### WHAT IS ASKED
Please print the full listing exactly.

═══ DATASET RECORDS

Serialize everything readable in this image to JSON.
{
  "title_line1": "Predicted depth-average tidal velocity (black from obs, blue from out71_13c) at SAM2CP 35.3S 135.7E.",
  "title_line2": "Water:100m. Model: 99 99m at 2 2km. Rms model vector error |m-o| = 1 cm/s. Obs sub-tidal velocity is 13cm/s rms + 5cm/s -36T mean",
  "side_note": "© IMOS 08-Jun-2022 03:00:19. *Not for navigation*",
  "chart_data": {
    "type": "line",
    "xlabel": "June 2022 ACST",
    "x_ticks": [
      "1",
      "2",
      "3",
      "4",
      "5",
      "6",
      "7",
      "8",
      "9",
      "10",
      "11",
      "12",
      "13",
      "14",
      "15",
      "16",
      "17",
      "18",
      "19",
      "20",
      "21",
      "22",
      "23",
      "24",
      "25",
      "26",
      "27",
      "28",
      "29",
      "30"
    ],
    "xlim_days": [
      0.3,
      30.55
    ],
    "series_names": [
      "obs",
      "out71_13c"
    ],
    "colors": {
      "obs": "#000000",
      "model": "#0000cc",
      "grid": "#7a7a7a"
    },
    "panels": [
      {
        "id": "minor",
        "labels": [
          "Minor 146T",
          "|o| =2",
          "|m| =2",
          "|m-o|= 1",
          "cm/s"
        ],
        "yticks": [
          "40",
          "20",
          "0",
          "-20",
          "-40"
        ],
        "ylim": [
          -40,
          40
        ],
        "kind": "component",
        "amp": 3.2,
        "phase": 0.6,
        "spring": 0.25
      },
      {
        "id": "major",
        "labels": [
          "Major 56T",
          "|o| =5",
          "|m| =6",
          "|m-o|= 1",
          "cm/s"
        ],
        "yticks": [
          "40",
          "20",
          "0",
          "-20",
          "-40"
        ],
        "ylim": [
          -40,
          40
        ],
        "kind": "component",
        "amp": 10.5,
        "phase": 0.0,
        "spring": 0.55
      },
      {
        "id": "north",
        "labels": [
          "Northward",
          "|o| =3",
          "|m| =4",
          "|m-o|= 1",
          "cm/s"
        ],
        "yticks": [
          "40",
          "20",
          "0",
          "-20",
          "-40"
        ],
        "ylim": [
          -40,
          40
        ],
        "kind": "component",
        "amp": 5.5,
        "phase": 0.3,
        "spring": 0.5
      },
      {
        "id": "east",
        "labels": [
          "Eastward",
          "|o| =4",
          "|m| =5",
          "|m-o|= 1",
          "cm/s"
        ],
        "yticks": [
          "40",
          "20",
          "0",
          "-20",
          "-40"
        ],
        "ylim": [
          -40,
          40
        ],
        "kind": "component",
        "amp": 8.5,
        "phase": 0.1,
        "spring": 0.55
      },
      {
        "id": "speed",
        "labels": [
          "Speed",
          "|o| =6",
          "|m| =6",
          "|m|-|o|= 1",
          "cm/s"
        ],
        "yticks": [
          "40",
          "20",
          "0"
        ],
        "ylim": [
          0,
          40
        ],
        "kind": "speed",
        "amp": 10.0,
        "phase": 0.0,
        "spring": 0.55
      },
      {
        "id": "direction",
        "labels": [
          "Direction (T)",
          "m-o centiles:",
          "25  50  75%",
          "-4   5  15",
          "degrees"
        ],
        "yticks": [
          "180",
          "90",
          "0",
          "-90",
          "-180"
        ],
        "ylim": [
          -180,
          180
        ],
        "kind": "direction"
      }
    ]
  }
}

══════

### ANSWER TO THE TASK
Serialize everything readable in this image to JSON.
{
  "title_line1": "Predicted depth-average tidal velocity (black from obs, blue from out71_13c) at SAM2CP 35.3S 135.7E.",
  "title_line2": "Water:100m. Model: 99 99m at 2 2km. Rms model vector error |m-o| = 1 cm/s. Obs sub-tidal velocity is 13cm/s rms + 5cm/s -36T mean",
  "side_note": "© IMOS 08-Jun-2022 03:00:19. *Not for navigation*",
  "chart_data": {
    "type": "line",
    "xlabel": "June 2022 ACST",
    "x_ticks": [
      "1",
      "2",
      "3",
      "4",
      "5",
      "6",
      "7",
      "8",
      "9",
      "10",
      "11",
      "12",
      "13",
      "14",
      "15",
      "16",
      "17",
      "18",
      "19",
      "20",
      "21",
      "22",
      "23",
      "24",
      "25",
      "26",
      "27",
      "28",
      "29",
      "30"
    ],
    "xlim_days": [
      0.3,
      30.55
    ],
    "series_names": [
      "obs",
      "out71_13c"
    ],
    "colors": {
      "obs": "#000000",
      "model": "#0000cc",
      "grid": "#7a7a7a"
    },
    "panels": [
      {
        "id": "minor",
        "labels": [
          "Minor 146T",
          "|o| =2",
          "|m| =2",
          "|m-o|= 1",
          "cm/s"
        ],
        "yticks": [
          "40",
          "20",
          "0",
          "-20",
          "-40"
        ],
        "ylim": [
          -40,
          40
        ],
        "kind": "component",
        "amp": 3.2,
        "phase": 0.6,
        "spring": 0.25
      },
      {
        "id": "major",
        "labels": [
          "Major 56T",
          "|o| =5",
          "|m| =6",
          "|m-o|= 1",
          "cm/s"
        ],
        "yticks": [
          "40",
          "20",
          "0",
          "-20",
          "-40"
        ],
        "ylim": [
          -40,
          40
        ],
        "kind": "component",
        "amp": 10.5,
        "phase": 0.0,
        "spring": 0.55
      },
      {
        "id": "north",
        "labels": [
          "Northward",
          "|o| =3",
          "|m| =4",
          "|m-o|= 1",
          "cm/s"
        ],
        "yticks": [
          "40",
          "20",
          "0",
          "-20",
          "-40"
        ],
        "ylim": [
          -40,
          40
        ],
        "kind": "component",
        "amp": 5.5,
        "phase": 0.3,
        "spring": 0.5
      },
      {
        "id": "east",
        "labels": [
          "Eastward",
          "|o| =4",
          "|m| =5",
          "|m-o|= 1",
          "cm/s"
        ],
        "yticks": [
          "40",
          "20",
          "0",
          "-20",
          "-40"
        ],
        "ylim": [
          -40,
          40
        ],
        "kind": "component",
        "amp": 8.5,
        "phase": 0.1,
        "spring": 0.55
      },
      {
        "id": "speed",
        "labels": [
          "Speed",
          "|o| =6",
          "|m| =6",
          "|m|-|o|= 1",
          "cm/s"
        ],
        "yticks": [
          "40",
          "20",
          "0"
        ],
        "ylim": [
          0,
          40
        ],
        "kind": "speed",
        "amp": 10.0,
        "phase": 0.0,
        "spring": 0.55
      },
      {
        "id": "direction",
        "labels": [
          "Direction (T)",
          "m-o centiles:",
          "25  50  75%",
          "-4   5  15",
          "degrees"
        ],
        "yticks": [
          "180",
          "90",
          "0",
          "-90",
          "-180"
        ],
        "ylim": [
          -180,
          180
        ],
        "kind": "direction"
      }
    ]
  }
}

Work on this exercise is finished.